Data items:

----------

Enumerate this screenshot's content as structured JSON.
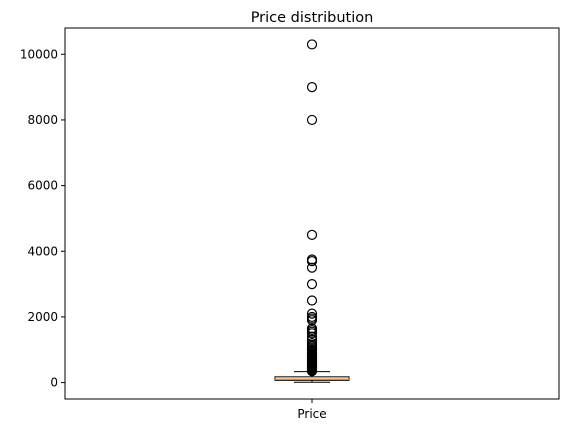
{
  "chart_data": {
    "type": "boxplot",
    "title": "Price distribution",
    "xlabel": "",
    "ylabel": "",
    "categories": [
      "Price"
    ],
    "ylim": [
      -500,
      10800
    ],
    "yticks": [
      0,
      2000,
      4000,
      6000,
      8000,
      10000
    ],
    "grid": false,
    "box": {
      "whisker_low": 10,
      "q1": 69,
      "median": 100,
      "q3": 175,
      "whisker_high": 334
    },
    "outliers": [
      10300,
      9000,
      8000,
      4500,
      3750,
      3700,
      3500,
      3000,
      2500,
      2100,
      2000,
      1950,
      1900,
      1650,
      1600,
      1550,
      1500,
      1400,
      1300,
      1200,
      1150,
      1100,
      1050,
      1000,
      980,
      950,
      900,
      870,
      850,
      820,
      800,
      780,
      750,
      720,
      700,
      680,
      650,
      620,
      600,
      580,
      550,
      520,
      500,
      480,
      460,
      440,
      420,
      400,
      380,
      360,
      350
    ],
    "colors": {
      "median": "#ff7f0e",
      "box": "#000000",
      "outlier_edge": "#000000"
    }
  }
}
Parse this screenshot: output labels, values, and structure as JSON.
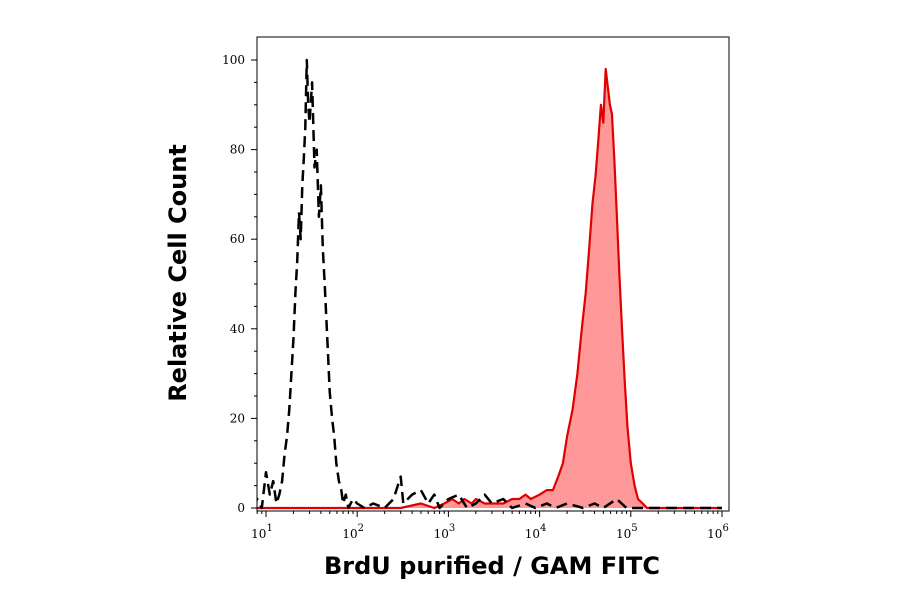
{
  "chart_data": {
    "type": "area",
    "title": "",
    "xlabel": "BrdU purified / GAM FITC",
    "ylabel": "Relative Cell Count",
    "xscale": "log",
    "xlim": [
      7,
      1000000
    ],
    "ylim": [
      0,
      100
    ],
    "grid": false,
    "legend": "none",
    "y_ticks": [
      0,
      20,
      40,
      60,
      80,
      100
    ],
    "x_ticks": [
      {
        "value": 10,
        "base": "10",
        "exp": "1"
      },
      {
        "value": 100,
        "base": "10",
        "exp": "2"
      },
      {
        "value": 1000,
        "base": "10",
        "exp": "3"
      },
      {
        "value": 10000,
        "base": "10",
        "exp": "4"
      },
      {
        "value": 100000,
        "base": "10",
        "exp": "5"
      },
      {
        "value": 1000000,
        "base": "10",
        "exp": "6"
      }
    ],
    "series": [
      {
        "style": "dashed",
        "color": "#000000",
        "fill": "none",
        "points": [
          [
            7.2,
            0
          ],
          [
            8,
            2
          ],
          [
            9,
            0
          ],
          [
            10,
            8
          ],
          [
            11,
            3
          ],
          [
            12,
            6
          ],
          [
            13,
            1
          ],
          [
            14,
            3
          ],
          [
            15,
            6
          ],
          [
            16,
            12
          ],
          [
            17,
            16
          ],
          [
            18,
            22
          ],
          [
            19,
            30
          ],
          [
            20,
            38
          ],
          [
            21,
            48
          ],
          [
            22,
            55
          ],
          [
            23,
            66
          ],
          [
            24,
            60
          ],
          [
            25,
            72
          ],
          [
            26,
            78
          ],
          [
            27,
            85
          ],
          [
            28,
            100
          ],
          [
            29,
            90
          ],
          [
            30,
            86
          ],
          [
            32,
            95
          ],
          [
            34,
            76
          ],
          [
            36,
            80
          ],
          [
            38,
            65
          ],
          [
            40,
            72
          ],
          [
            42,
            58
          ],
          [
            44,
            50
          ],
          [
            46,
            42
          ],
          [
            48,
            34
          ],
          [
            50,
            26
          ],
          [
            53,
            20
          ],
          [
            56,
            16
          ],
          [
            59,
            10
          ],
          [
            63,
            6
          ],
          [
            67,
            4
          ],
          [
            70,
            1
          ],
          [
            75,
            3
          ],
          [
            80,
            0
          ],
          [
            90,
            2
          ],
          [
            100,
            1
          ],
          [
            120,
            0
          ],
          [
            150,
            1
          ],
          [
            200,
            0
          ],
          [
            250,
            2
          ],
          [
            300,
            7
          ],
          [
            320,
            1
          ],
          [
            400,
            3
          ],
          [
            500,
            4
          ],
          [
            600,
            1
          ],
          [
            700,
            3
          ],
          [
            800,
            0
          ],
          [
            1000,
            2
          ],
          [
            1300,
            3
          ],
          [
            1600,
            0
          ],
          [
            2000,
            1
          ],
          [
            2500,
            3
          ],
          [
            3000,
            1
          ],
          [
            4000,
            2
          ],
          [
            5000,
            0
          ],
          [
            7000,
            1
          ],
          [
            9000,
            0
          ],
          [
            12000,
            1
          ],
          [
            15000,
            0
          ],
          [
            20000,
            1
          ],
          [
            30000,
            0
          ],
          [
            40000,
            1
          ],
          [
            50000,
            0
          ],
          [
            70000,
            2
          ],
          [
            90000,
            0
          ],
          [
            120000,
            0
          ],
          [
            200000,
            0
          ],
          [
            1000000,
            0
          ]
        ]
      },
      {
        "style": "solid",
        "color": "#e00000",
        "fill": "#ff9999",
        "points": [
          [
            7.2,
            0
          ],
          [
            100,
            0
          ],
          [
            300,
            0
          ],
          [
            500,
            1
          ],
          [
            700,
            0
          ],
          [
            900,
            1
          ],
          [
            1100,
            2
          ],
          [
            1300,
            1
          ],
          [
            1500,
            2
          ],
          [
            1800,
            1
          ],
          [
            2000,
            2
          ],
          [
            2500,
            1
          ],
          [
            3000,
            1
          ],
          [
            4000,
            1
          ],
          [
            5000,
            2
          ],
          [
            6000,
            2
          ],
          [
            7000,
            3
          ],
          [
            8000,
            2
          ],
          [
            10000,
            3
          ],
          [
            12000,
            4
          ],
          [
            14000,
            4
          ],
          [
            16000,
            7
          ],
          [
            18000,
            10
          ],
          [
            20000,
            16
          ],
          [
            23000,
            22
          ],
          [
            26000,
            30
          ],
          [
            29000,
            40
          ],
          [
            32000,
            48
          ],
          [
            35000,
            58
          ],
          [
            38000,
            68
          ],
          [
            41000,
            74
          ],
          [
            44000,
            82
          ],
          [
            47000,
            90
          ],
          [
            50000,
            86
          ],
          [
            53000,
            98
          ],
          [
            56000,
            94
          ],
          [
            59000,
            90
          ],
          [
            62000,
            88
          ],
          [
            66000,
            78
          ],
          [
            70000,
            66
          ],
          [
            75000,
            52
          ],
          [
            80000,
            40
          ],
          [
            86000,
            28
          ],
          [
            92000,
            18
          ],
          [
            100000,
            10
          ],
          [
            110000,
            5
          ],
          [
            120000,
            2
          ],
          [
            135000,
            1
          ],
          [
            150000,
            0
          ],
          [
            1000000,
            0
          ]
        ]
      }
    ]
  }
}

----------

■ Objective:
Leave the pictures out and print the records above exactly as they stand.

■ Expected output:
Enumerate this screenshot's content as structured JSON.
{
  "chart_data": {
    "type": "boxplot",
    "title": "Price distribution",
    "xlabel": "",
    "ylabel": "",
    "categories": [
      "Price"
    ],
    "ylim": [
      -500,
      10800
    ],
    "yticks": [
      0,
      2000,
      4000,
      6000,
      8000,
      10000
    ],
    "grid": false,
    "box": {
      "whisker_low": 10,
      "q1": 69,
      "median": 100,
      "q3": 175,
      "whisker_high": 334
    },
    "outliers": [
      10300,
      9000,
      8000,
      4500,
      3750,
      3700,
      3500,
      3000,
      2500,
      2100,
      2000,
      1950,
      1900,
      1650,
      1600,
      1550,
      1500,
      1400,
      1300,
      1200,
      1150,
      1100,
      1050,
      1000,
      980,
      950,
      900,
      870,
      850,
      820,
      800,
      780,
      750,
      720,
      700,
      680,
      650,
      620,
      600,
      580,
      550,
      520,
      500,
      480,
      460,
      440,
      420,
      400,
      380,
      360,
      350
    ],
    "colors": {
      "median": "#ff7f0e",
      "box": "#000000",
      "outlier_edge": "#000000"
    }
  }
}
Parse this screenshot: output labels, values, and structure as JSON.
{
  "chart_data": {
    "type": "area",
    "title": "",
    "xlabel": "BrdU purified / GAM FITC",
    "ylabel": "Relative Cell Count",
    "xscale": "log",
    "xlim": [
      7,
      1000000
    ],
    "ylim": [
      0,
      100
    ],
    "grid": false,
    "legend": "none",
    "y_ticks": [
      0,
      20,
      40,
      60,
      80,
      100
    ],
    "x_ticks": [
      {
        "value": 10,
        "base": "10",
        "exp": "1"
      },
      {
        "value": 100,
        "base": "10",
        "exp": "2"
      },
      {
        "value": 1000,
        "base": "10",
        "exp": "3"
      },
      {
        "value": 10000,
        "base": "10",
        "exp": "4"
      },
      {
        "value": 100000,
        "base": "10",
        "exp": "5"
      },
      {
        "value": 1000000,
        "base": "10",
        "exp": "6"
      }
    ],
    "series": [
      {
        "style": "dashed",
        "color": "#000000",
        "fill": "none",
        "points": [
          [
            7.2,
            0
          ],
          [
            8,
            2
          ],
          [
            9,
            0
          ],
          [
            10,
            8
          ],
          [
            11,
            3
          ],
          [
            12,
            6
          ],
          [
            13,
            1
          ],
          [
            14,
            3
          ],
          [
            15,
            6
          ],
          [
            16,
            12
          ],
          [
            17,
            16
          ],
          [
            18,
            22
          ],
          [
            19,
            30
          ],
          [
            20,
            38
          ],
          [
            21,
            48
          ],
          [
            22,
            55
          ],
          [
            23,
            66
          ],
          [
            24,
            60
          ],
          [
            25,
            72
          ],
          [
            26,
            78
          ],
          [
            27,
            85
          ],
          [
            28,
            100
          ],
          [
            29,
            90
          ],
          [
            30,
            86
          ],
          [
            32,
            95
          ],
          [
            34,
            76
          ],
          [
            36,
            80
          ],
          [
            38,
            65
          ],
          [
            40,
            72
          ],
          [
            42,
            58
          ],
          [
            44,
            50
          ],
          [
            46,
            42
          ],
          [
            48,
            34
          ],
          [
            50,
            26
          ],
          [
            53,
            20
          ],
          [
            56,
            16
          ],
          [
            59,
            10
          ],
          [
            63,
            6
          ],
          [
            67,
            4
          ],
          [
            70,
            1
          ],
          [
            75,
            3
          ],
          [
            80,
            0
          ],
          [
            90,
            2
          ],
          [
            100,
            1
          ],
          [
            120,
            0
          ],
          [
            150,
            1
          ],
          [
            200,
            0
          ],
          [
            250,
            2
          ],
          [
            300,
            7
          ],
          [
            320,
            1
          ],
          [
            400,
            3
          ],
          [
            500,
            4
          ],
          [
            600,
            1
          ],
          [
            700,
            3
          ],
          [
            800,
            0
          ],
          [
            1000,
            2
          ],
          [
            1300,
            3
          ],
          [
            1600,
            0
          ],
          [
            2000,
            1
          ],
          [
            2500,
            3
          ],
          [
            3000,
            1
          ],
          [
            4000,
            2
          ],
          [
            5000,
            0
          ],
          [
            7000,
            1
          ],
          [
            9000,
            0
          ],
          [
            12000,
            1
          ],
          [
            15000,
            0
          ],
          [
            20000,
            1
          ],
          [
            30000,
            0
          ],
          [
            40000,
            1
          ],
          [
            50000,
            0
          ],
          [
            70000,
            2
          ],
          [
            90000,
            0
          ],
          [
            120000,
            0
          ],
          [
            200000,
            0
          ],
          [
            1000000,
            0
          ]
        ]
      },
      {
        "style": "solid",
        "color": "#e00000",
        "fill": "#ff9999",
        "points": [
          [
            7.2,
            0
          ],
          [
            100,
            0
          ],
          [
            300,
            0
          ],
          [
            500,
            1
          ],
          [
            700,
            0
          ],
          [
            900,
            1
          ],
          [
            1100,
            2
          ],
          [
            1300,
            1
          ],
          [
            1500,
            2
          ],
          [
            1800,
            1
          ],
          [
            2000,
            2
          ],
          [
            2500,
            1
          ],
          [
            3000,
            1
          ],
          [
            4000,
            1
          ],
          [
            5000,
            2
          ],
          [
            6000,
            2
          ],
          [
            7000,
            3
          ],
          [
            8000,
            2
          ],
          [
            10000,
            3
          ],
          [
            12000,
            4
          ],
          [
            14000,
            4
          ],
          [
            16000,
            7
          ],
          [
            18000,
            10
          ],
          [
            20000,
            16
          ],
          [
            23000,
            22
          ],
          [
            26000,
            30
          ],
          [
            29000,
            40
          ],
          [
            32000,
            48
          ],
          [
            35000,
            58
          ],
          [
            38000,
            68
          ],
          [
            41000,
            74
          ],
          [
            44000,
            82
          ],
          [
            47000,
            90
          ],
          [
            50000,
            86
          ],
          [
            53000,
            98
          ],
          [
            56000,
            94
          ],
          [
            59000,
            90
          ],
          [
            62000,
            88
          ],
          [
            66000,
            78
          ],
          [
            70000,
            66
          ],
          [
            75000,
            52
          ],
          [
            80000,
            40
          ],
          [
            86000,
            28
          ],
          [
            92000,
            18
          ],
          [
            100000,
            10
          ],
          [
            110000,
            5
          ],
          [
            120000,
            2
          ],
          [
            135000,
            1
          ],
          [
            150000,
            0
          ],
          [
            1000000,
            0
          ]
        ]
      }
    ]
  }
}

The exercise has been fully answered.